GIVEN PASSAGE:
Additionally, you can pipe its output to the Out-GridView cmdlet to produce tabular log output in a graphical format (as shown in Figure 5-1), which can be easily refined and/or exported to an Excel spreadsheet for further analysis.

image

FIGURE 1 Using the Out-GridView cmdlet.

Logs for use with SharePoint monitoring come from two distinct sources. At the operating system level, you find the standard event logs, in which events that concern SharePoint and its supporting technologies (SQL, IIS, and so on) are recorded (primarily in the Application and System logs). As previously mentioned, SharePoint also records information in its own series of trace logs, otherwise known as the ULS logs.

Finally, if you have a larger SharePoint farm (or farms), you may find that the monitoring of each individual system is becoming time-centric, and that even the use of the usage and health providers is not enough to provide a complete picture of the systems required to support SharePoint.

PROBLEMS:
1/ In the passage on SharePoint monitoring logs, in which operating system event logs are SharePoint-related events primarily recorded?
2/ Write the next part of the passage on SharePoint monitoring logs, starting after its last sentence.

INFORMATION SUPPLIED:
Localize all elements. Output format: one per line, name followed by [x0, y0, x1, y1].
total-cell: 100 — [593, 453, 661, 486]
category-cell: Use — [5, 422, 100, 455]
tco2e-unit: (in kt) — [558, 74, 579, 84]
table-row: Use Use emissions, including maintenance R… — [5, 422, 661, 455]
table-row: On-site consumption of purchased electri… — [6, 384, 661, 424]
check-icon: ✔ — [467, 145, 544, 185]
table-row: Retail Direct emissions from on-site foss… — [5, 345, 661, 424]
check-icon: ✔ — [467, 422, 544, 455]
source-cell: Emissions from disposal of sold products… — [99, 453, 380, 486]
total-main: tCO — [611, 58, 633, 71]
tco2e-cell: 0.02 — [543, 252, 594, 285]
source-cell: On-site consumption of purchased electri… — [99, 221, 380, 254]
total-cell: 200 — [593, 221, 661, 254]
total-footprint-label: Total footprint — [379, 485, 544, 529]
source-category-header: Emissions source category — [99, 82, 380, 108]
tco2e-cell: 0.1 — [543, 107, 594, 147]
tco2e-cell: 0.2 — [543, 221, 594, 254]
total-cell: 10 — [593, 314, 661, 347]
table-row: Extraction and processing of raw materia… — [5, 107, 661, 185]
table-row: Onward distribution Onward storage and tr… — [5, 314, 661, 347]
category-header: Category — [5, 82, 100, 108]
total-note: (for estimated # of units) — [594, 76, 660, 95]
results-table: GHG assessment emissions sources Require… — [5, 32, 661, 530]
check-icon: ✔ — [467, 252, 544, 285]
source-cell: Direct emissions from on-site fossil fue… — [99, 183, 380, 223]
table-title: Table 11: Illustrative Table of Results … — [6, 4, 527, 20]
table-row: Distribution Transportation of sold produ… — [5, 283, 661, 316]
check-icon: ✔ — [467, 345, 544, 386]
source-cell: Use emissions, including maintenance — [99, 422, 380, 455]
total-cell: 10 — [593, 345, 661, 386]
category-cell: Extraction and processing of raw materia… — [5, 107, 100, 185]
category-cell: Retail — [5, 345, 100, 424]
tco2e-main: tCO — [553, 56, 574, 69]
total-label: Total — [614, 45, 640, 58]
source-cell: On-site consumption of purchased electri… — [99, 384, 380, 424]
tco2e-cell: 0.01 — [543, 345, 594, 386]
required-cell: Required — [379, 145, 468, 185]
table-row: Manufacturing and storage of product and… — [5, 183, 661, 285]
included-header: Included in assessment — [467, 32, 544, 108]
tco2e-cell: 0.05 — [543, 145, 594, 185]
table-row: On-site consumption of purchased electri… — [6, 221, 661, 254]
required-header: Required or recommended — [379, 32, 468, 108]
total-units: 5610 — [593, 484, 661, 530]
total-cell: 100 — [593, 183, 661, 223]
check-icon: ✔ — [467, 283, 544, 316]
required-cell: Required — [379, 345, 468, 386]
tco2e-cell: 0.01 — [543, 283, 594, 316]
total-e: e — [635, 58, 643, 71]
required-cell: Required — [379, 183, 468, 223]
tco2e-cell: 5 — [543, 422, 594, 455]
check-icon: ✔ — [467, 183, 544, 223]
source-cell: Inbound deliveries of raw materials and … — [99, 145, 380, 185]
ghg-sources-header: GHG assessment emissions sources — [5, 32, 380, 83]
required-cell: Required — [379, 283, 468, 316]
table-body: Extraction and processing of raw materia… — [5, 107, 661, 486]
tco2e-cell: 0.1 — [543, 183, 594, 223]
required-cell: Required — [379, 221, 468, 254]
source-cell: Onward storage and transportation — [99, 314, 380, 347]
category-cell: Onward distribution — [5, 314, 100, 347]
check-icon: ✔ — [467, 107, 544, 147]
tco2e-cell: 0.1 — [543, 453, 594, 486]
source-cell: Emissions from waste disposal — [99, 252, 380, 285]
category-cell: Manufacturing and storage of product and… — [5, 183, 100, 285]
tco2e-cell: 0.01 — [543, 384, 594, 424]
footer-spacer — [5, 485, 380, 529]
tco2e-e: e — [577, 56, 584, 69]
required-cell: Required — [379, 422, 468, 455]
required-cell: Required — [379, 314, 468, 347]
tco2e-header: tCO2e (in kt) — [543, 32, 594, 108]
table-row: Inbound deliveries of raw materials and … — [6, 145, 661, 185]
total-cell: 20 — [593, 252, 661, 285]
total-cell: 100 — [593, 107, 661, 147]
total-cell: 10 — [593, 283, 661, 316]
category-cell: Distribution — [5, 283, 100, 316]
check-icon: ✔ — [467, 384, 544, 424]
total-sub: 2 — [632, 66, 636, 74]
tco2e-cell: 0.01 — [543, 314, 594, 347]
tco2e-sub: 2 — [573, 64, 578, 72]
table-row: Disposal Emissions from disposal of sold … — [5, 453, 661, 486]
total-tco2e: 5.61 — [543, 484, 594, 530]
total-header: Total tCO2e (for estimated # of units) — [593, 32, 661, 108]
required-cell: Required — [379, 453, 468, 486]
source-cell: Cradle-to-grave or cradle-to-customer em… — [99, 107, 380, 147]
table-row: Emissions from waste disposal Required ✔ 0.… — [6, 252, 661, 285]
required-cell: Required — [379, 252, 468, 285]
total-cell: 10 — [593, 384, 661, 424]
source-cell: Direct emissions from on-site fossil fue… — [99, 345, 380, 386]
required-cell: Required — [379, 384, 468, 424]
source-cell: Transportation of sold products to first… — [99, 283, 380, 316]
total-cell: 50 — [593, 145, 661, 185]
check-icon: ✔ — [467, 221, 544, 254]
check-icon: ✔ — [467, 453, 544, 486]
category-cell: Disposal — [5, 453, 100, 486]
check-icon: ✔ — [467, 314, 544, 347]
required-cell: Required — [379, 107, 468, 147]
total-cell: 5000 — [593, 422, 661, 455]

ANSWERS FOR THE TASKS:
1/ They are primarily recorded in the Application and System logs.

2/
For this purpose, Microsoft produces a product known as System Center 2012 Operations Manager. Using this toolset with the System Center Management Pack for SharePoint 2013 not only allows for the effective monitoring of multiple SharePoint farms and their component systems but also for the alerting and preventative actions required to assist in the maintenance of service level guarantees.

The System Center Monitoring Pack monitors both Microsoft SharePoint Server 2013 and Project Server 2013. It also monitors the following service applications:

  • Access Services
  • Business Data Connectivity (BDC)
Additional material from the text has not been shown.